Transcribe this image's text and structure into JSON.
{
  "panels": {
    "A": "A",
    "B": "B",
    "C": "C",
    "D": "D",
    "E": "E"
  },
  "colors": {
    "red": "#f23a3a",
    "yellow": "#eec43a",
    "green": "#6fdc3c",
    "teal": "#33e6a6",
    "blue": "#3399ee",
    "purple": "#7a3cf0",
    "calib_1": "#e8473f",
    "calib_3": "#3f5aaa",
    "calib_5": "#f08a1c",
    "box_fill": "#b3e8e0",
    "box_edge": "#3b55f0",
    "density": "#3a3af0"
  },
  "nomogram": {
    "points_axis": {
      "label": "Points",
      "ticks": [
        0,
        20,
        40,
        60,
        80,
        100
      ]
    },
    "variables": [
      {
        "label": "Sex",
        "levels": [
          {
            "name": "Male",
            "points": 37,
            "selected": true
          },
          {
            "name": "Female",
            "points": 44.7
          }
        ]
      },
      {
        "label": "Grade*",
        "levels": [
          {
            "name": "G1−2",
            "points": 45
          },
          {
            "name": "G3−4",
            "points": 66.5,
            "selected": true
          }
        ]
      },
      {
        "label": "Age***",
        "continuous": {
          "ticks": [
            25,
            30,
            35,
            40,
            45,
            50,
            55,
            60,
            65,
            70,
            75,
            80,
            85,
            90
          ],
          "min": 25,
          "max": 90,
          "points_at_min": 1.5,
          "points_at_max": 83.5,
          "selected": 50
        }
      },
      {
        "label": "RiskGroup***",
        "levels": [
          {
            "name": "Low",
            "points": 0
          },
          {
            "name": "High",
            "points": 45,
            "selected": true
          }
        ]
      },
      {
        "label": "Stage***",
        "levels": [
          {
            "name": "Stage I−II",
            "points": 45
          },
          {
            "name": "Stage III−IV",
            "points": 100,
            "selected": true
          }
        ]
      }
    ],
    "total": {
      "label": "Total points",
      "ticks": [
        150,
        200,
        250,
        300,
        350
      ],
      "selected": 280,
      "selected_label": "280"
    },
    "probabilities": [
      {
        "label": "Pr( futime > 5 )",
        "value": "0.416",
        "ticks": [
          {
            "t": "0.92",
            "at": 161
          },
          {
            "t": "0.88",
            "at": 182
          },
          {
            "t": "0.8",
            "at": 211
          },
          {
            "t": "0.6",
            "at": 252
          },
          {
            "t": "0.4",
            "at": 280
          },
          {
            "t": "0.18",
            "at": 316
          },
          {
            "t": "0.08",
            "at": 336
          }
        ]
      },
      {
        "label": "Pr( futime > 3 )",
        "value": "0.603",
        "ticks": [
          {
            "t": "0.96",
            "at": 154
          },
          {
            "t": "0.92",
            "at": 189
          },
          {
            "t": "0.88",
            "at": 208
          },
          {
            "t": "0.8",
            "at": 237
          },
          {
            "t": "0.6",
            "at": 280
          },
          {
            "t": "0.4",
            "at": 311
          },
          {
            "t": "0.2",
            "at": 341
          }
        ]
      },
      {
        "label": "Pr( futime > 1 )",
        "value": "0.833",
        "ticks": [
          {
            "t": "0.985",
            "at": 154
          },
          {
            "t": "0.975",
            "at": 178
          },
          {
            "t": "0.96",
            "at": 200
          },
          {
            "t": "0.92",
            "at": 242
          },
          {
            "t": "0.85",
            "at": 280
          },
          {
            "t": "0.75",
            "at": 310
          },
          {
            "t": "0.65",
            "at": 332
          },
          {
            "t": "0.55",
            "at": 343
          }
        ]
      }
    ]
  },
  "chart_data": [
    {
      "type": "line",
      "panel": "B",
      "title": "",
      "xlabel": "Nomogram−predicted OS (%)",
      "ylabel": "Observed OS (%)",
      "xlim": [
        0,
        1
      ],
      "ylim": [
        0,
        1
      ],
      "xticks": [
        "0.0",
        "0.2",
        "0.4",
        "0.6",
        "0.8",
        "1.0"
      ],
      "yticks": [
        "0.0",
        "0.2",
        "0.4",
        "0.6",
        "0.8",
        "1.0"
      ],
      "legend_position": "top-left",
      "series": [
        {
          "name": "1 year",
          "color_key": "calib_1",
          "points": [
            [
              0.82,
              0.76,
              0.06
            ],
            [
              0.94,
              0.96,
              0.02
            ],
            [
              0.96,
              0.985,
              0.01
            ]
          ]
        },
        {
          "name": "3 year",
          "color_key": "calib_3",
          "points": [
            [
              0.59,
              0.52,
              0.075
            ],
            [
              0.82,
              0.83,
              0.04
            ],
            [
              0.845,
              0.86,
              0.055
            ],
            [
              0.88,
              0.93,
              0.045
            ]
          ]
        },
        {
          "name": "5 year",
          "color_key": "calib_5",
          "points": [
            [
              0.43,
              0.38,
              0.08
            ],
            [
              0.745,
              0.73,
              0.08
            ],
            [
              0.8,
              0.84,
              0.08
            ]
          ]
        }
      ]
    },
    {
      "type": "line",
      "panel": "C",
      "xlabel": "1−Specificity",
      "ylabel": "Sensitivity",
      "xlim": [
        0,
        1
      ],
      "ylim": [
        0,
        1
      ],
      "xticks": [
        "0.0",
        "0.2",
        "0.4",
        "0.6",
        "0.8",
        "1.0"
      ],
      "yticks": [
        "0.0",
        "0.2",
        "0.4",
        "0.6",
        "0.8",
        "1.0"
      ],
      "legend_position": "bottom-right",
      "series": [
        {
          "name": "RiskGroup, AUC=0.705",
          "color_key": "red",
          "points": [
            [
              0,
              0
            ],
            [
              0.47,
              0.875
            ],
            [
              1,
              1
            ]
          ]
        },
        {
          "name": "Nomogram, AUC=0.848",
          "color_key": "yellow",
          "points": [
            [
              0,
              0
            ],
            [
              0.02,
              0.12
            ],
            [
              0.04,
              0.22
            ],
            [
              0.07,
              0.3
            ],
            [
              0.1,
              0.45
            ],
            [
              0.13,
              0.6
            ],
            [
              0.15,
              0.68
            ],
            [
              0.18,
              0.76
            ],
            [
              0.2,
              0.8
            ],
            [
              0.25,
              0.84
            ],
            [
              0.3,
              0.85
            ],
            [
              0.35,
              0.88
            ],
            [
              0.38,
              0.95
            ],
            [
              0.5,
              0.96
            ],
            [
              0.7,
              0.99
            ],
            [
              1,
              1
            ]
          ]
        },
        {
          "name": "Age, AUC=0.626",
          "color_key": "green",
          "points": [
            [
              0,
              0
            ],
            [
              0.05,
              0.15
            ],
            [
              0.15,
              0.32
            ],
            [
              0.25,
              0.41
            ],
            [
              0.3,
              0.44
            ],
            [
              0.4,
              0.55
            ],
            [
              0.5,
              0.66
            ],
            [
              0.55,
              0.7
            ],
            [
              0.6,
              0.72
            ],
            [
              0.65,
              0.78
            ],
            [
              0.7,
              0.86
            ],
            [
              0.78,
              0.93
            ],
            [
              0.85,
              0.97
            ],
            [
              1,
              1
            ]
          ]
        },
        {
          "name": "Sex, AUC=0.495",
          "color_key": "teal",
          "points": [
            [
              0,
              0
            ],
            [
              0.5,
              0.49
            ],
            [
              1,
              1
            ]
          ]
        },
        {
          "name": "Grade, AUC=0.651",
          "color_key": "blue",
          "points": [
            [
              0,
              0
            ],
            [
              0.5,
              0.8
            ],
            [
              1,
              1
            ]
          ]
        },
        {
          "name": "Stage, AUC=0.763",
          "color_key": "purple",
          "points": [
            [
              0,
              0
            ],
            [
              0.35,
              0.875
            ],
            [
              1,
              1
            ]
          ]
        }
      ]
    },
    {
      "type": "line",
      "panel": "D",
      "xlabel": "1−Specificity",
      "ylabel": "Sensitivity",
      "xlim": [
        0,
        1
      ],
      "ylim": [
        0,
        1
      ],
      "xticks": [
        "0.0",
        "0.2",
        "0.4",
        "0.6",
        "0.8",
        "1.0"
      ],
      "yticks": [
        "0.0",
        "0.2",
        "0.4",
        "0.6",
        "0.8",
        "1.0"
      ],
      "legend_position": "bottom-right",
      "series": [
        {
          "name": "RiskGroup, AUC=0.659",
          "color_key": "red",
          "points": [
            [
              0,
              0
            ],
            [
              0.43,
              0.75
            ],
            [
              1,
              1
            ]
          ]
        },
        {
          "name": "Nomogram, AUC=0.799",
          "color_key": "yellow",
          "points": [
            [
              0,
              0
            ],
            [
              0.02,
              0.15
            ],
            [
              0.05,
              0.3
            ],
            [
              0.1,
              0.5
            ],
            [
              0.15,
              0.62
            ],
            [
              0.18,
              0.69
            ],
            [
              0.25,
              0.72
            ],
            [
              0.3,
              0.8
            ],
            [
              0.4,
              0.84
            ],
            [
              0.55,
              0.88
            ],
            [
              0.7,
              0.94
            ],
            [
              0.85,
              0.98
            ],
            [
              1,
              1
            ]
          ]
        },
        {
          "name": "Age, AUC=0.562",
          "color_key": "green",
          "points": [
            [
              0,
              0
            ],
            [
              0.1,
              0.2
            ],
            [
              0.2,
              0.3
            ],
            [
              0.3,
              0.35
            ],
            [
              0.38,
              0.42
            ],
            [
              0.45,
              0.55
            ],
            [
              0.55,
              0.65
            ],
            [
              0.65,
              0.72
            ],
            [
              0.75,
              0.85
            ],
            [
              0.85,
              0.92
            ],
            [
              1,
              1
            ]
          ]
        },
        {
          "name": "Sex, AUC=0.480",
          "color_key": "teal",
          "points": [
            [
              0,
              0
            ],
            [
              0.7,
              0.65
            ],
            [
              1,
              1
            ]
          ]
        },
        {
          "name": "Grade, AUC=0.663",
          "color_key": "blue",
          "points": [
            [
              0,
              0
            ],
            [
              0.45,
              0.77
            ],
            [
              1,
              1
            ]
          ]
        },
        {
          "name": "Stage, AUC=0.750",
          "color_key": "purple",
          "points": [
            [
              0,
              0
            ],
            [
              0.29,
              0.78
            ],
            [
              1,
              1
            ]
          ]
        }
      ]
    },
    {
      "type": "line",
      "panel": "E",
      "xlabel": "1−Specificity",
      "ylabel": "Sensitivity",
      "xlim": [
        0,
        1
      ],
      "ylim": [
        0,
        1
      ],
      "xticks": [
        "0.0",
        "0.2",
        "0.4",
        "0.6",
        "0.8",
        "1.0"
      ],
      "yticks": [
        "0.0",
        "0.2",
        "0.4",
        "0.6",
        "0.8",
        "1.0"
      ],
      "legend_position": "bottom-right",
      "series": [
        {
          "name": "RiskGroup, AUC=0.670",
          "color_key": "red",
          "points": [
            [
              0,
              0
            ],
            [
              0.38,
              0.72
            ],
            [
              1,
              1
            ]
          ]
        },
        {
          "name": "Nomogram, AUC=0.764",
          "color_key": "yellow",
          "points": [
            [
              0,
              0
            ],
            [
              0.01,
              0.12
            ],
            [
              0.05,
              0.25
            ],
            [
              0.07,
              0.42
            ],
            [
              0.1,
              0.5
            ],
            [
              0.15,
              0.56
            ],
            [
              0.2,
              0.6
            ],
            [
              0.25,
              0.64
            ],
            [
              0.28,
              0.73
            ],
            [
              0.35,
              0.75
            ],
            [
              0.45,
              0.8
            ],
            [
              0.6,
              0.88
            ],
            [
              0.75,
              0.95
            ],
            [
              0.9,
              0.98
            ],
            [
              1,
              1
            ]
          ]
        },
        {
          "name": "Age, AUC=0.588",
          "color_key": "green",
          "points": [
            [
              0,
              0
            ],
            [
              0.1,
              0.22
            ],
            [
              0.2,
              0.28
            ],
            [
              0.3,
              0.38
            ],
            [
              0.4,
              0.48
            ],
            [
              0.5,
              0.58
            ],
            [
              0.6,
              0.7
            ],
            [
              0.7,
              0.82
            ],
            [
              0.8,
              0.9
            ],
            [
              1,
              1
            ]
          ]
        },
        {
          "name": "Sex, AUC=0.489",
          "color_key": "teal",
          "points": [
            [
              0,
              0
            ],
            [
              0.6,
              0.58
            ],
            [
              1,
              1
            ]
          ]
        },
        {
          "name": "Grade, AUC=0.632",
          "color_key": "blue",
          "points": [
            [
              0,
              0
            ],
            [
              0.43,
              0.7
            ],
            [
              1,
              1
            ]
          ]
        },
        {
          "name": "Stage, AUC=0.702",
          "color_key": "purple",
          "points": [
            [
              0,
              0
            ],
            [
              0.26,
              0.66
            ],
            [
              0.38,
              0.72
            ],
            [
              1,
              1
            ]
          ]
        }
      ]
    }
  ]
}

====

## STATED PROBLEM
Search the data above for the string "Stage" and copy each line that has it.

## FINAL ANSWER
        "label": "Stage***",
            "name": "Stage I−II",
            "name": "Stage III−IV",
          "name": "Stage, AUC=0.763",
          "name": "Stage, AUC=0.750",
          "name": "Stage, AUC=0.702",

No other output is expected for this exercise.